START

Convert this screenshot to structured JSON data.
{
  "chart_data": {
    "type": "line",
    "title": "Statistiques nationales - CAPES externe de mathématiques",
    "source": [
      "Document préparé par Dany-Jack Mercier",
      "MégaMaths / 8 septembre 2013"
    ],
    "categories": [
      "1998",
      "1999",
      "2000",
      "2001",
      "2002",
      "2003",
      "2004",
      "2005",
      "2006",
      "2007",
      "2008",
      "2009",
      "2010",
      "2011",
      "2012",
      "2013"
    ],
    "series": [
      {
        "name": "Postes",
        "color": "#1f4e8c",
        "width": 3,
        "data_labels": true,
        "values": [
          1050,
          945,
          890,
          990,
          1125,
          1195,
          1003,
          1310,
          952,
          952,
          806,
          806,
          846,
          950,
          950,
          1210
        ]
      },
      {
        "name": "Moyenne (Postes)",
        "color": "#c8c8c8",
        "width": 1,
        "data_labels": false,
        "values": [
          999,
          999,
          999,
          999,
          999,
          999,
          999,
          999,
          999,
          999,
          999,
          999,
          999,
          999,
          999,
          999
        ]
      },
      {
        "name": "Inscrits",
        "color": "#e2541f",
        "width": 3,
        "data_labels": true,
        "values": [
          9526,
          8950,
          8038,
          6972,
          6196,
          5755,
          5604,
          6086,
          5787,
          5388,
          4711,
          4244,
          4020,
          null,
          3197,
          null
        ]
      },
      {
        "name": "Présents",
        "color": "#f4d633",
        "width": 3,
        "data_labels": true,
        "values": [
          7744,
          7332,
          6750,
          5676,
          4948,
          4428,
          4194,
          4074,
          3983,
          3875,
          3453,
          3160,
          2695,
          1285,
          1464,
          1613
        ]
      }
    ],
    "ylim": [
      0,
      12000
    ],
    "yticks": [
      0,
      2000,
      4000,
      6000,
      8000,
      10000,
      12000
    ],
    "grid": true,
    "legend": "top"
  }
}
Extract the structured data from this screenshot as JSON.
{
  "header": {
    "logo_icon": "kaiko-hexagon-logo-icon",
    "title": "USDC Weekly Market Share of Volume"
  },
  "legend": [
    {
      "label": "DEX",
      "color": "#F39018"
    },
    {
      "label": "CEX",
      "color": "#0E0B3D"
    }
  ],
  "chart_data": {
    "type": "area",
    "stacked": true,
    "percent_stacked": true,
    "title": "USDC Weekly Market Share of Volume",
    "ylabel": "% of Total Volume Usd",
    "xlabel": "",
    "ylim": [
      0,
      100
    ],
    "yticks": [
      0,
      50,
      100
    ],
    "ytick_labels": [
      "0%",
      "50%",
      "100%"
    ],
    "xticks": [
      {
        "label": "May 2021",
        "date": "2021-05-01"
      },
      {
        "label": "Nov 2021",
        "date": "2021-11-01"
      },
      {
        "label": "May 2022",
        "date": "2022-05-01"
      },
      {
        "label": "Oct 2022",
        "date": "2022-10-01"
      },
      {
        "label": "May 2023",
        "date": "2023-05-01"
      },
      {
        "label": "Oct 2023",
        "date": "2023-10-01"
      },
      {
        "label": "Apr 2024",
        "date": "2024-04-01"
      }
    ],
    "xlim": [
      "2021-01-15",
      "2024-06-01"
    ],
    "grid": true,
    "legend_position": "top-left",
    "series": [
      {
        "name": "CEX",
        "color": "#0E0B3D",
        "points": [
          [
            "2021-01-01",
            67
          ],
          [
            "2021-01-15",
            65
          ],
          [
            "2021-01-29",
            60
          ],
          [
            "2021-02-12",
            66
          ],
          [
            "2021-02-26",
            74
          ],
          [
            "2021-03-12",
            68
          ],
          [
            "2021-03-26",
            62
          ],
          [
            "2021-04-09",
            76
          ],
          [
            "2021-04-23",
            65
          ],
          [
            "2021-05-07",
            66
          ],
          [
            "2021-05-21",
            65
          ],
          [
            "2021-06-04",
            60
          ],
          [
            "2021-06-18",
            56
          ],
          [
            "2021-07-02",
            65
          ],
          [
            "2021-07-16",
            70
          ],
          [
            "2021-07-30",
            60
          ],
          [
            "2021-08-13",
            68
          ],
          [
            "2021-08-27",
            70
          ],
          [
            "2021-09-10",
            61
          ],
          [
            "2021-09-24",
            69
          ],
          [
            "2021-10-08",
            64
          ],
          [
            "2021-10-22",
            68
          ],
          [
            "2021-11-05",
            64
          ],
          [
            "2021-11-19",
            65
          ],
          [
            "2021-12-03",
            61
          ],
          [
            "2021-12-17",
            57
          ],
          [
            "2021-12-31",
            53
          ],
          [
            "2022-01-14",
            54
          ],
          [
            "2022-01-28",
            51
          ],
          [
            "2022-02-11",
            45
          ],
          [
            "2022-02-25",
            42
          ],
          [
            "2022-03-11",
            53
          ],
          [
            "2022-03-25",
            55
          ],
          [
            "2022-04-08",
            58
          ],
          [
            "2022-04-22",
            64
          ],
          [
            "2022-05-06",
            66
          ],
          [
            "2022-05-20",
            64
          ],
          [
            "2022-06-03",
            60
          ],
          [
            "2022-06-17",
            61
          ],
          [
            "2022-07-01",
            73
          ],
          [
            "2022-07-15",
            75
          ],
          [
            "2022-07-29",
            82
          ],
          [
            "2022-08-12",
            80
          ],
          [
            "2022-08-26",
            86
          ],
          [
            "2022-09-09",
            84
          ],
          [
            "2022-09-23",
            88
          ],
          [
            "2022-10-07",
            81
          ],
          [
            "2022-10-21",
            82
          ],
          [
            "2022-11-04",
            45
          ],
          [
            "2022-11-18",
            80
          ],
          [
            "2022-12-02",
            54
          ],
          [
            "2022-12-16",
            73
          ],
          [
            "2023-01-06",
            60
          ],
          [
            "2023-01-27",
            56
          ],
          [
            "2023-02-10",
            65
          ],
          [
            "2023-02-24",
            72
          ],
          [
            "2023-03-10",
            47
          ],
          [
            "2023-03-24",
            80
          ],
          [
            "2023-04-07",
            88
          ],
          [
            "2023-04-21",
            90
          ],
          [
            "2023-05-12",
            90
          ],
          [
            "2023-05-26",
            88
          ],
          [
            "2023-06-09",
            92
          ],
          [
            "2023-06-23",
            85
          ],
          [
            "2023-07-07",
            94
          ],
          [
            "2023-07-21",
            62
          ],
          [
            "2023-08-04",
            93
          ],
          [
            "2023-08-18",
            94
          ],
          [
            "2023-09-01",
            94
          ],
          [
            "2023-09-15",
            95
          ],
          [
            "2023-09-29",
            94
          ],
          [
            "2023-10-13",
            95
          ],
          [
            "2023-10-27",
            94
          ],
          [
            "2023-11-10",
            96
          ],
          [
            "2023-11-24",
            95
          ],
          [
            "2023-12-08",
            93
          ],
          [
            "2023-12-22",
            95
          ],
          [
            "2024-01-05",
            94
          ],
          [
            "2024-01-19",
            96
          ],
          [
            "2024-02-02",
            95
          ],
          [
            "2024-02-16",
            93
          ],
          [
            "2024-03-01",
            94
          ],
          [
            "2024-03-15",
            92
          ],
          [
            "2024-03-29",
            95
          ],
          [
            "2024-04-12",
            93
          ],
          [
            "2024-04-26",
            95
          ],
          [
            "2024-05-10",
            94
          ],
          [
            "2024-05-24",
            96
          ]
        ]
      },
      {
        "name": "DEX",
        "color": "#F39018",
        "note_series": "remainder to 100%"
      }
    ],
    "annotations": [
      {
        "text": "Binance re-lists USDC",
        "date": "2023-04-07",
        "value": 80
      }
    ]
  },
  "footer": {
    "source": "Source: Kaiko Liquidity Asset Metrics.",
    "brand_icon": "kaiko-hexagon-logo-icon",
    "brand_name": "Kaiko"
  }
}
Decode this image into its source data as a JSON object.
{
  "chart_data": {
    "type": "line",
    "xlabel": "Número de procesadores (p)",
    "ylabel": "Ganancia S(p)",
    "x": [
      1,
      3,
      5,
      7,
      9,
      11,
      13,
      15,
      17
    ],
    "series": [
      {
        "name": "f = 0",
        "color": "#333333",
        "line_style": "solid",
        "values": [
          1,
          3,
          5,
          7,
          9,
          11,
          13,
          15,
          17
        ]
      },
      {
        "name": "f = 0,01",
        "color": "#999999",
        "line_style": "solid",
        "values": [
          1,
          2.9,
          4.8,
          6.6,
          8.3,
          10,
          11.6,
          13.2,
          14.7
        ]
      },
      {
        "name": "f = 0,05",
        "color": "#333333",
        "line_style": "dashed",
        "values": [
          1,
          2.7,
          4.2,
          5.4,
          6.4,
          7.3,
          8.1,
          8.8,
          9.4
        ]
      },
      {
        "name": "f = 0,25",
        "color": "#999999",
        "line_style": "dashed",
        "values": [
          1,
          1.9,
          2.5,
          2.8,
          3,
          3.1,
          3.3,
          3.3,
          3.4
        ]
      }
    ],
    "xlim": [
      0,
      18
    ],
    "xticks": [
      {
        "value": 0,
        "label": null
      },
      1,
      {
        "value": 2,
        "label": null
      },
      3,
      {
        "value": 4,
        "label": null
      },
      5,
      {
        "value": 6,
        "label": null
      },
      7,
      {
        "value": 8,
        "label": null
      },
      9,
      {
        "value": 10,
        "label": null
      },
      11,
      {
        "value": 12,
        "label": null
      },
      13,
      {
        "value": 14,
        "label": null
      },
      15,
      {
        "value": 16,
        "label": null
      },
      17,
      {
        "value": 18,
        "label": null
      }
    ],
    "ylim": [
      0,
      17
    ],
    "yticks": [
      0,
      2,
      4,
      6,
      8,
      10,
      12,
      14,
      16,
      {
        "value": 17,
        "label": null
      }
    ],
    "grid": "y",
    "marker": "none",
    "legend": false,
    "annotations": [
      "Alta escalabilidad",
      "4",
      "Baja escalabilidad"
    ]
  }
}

END

### Objective:
Which lines include "USDC"? Copy each of them out.

### Completed task:
    "title": "USDC Weekly Market Share of Volume"
    "title": "USDC Weekly Market Share of Volume",
        "text": "Binance re-lists USDC",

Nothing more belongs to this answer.